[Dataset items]

┌──

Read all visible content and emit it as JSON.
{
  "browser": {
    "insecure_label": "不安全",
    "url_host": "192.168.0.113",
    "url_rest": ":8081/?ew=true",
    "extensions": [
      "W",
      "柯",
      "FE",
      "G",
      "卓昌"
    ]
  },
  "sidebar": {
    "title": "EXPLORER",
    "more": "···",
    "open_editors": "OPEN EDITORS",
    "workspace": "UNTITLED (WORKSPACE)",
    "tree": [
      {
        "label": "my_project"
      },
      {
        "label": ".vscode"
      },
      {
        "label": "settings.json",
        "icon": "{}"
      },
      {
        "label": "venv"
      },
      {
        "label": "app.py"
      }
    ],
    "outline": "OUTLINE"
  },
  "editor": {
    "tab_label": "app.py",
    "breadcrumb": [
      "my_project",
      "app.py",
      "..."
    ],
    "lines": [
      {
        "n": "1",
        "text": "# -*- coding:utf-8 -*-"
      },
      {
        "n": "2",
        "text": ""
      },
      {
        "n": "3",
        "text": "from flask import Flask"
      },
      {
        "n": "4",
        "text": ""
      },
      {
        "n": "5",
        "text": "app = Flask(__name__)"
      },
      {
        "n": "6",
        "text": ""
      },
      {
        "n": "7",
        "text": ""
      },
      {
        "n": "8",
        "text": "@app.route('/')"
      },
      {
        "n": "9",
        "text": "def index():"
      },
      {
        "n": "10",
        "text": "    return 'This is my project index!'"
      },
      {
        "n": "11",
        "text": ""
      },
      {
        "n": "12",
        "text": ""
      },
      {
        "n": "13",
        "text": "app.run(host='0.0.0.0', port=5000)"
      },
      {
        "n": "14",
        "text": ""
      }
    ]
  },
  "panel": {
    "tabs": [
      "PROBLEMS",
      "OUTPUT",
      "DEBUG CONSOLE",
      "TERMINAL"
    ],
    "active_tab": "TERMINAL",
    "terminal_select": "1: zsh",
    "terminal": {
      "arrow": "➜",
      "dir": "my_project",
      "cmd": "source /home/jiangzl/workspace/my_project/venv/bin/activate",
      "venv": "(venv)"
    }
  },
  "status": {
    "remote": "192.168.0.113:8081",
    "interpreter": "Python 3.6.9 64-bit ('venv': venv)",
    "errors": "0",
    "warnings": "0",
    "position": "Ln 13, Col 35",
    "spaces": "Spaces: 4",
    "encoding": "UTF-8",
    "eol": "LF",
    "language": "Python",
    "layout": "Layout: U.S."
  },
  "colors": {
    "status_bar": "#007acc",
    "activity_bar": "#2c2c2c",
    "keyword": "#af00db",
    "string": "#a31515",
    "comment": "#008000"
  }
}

└──

◆ Given exercise ◆
Exactly reproduce all of the entries.

◆ Task result ◆
Read all visible content and emit it as JSON.
{
  "browser": {
    "insecure_label": "不安全",
    "url_host": "192.168.0.113",
    "url_rest": ":8081/?ew=true",
    "extensions": [
      "W",
      "柯",
      "FE",
      "G",
      "卓昌"
    ]
  },
  "sidebar": {
    "title": "EXPLORER",
    "more": "···",
    "open_editors": "OPEN EDITORS",
    "workspace": "UNTITLED (WORKSPACE)",
    "tree": [
      {
        "label": "my_project"
      },
      {
        "label": ".vscode"
      },
      {
        "label": "settings.json",
        "icon": "{}"
      },
      {
        "label": "venv"
      },
      {
        "label": "app.py"
      }
    ],
    "outline": "OUTLINE"
  },
  "editor": {
    "tab_label": "app.py",
    "breadcrumb": [
      "my_project",
      "app.py",
      "..."
    ],
    "lines": [
      {
        "n": "1",
        "text": "# -*- coding:utf-8 -*-"
      },
      {
        "n": "2",
        "text": ""
      },
      {
        "n": "3",
        "text": "from flask import Flask"
      },
      {
        "n": "4",
        "text": ""
      },
      {
        "n": "5",
        "text": "app = Flask(__name__)"
      },
      {
        "n": "6",
        "text": ""
      },
      {
        "n": "7",
        "text": ""
      },
      {
        "n": "8",
        "text": "@app.route('/')"
      },
      {
        "n": "9",
        "text": "def index():"
      },
      {
        "n": "10",
        "text": "    return 'This is my project index!'"
      },
      {
        "n": "11",
        "text": ""
      },
      {
        "n": "12",
        "text": ""
      },
      {
        "n": "13",
        "text": "app.run(host='0.0.0.0', port=5000)"
      },
      {
        "n": "14",
        "text": ""
      }
    ]
  },
  "panel": {
    "tabs": [
      "PROBLEMS",
      "OUTPUT",
      "DEBUG CONSOLE",
      "TERMINAL"
    ],
    "active_tab": "TERMINAL",
    "terminal_select": "1: zsh",
    "terminal": {
      "arrow": "➜",
      "dir": "my_project",
      "cmd": "source /home/jiangzl/workspace/my_project/venv/bin/activate",
      "venv": "(venv)"
    }
  },
  "status": {
    "remote": "192.168.0.113:8081",
    "interpreter": "Python 3.6.9 64-bit ('venv': venv)",
    "errors": "0",
    "warnings": "0",
    "position": "Ln 13, Col 35",
    "spaces": "Spaces: 4",
    "encoding": "UTF-8",
    "eol": "LF",
    "language": "Python",
    "layout": "Layout: U.S."
  },
  "colors": {
    "status_bar": "#007acc",
    "activity_bar": "#2c2c2c",
    "keyword": "#af00db",
    "string": "#a31515",
    "comment": "#008000"
  }
}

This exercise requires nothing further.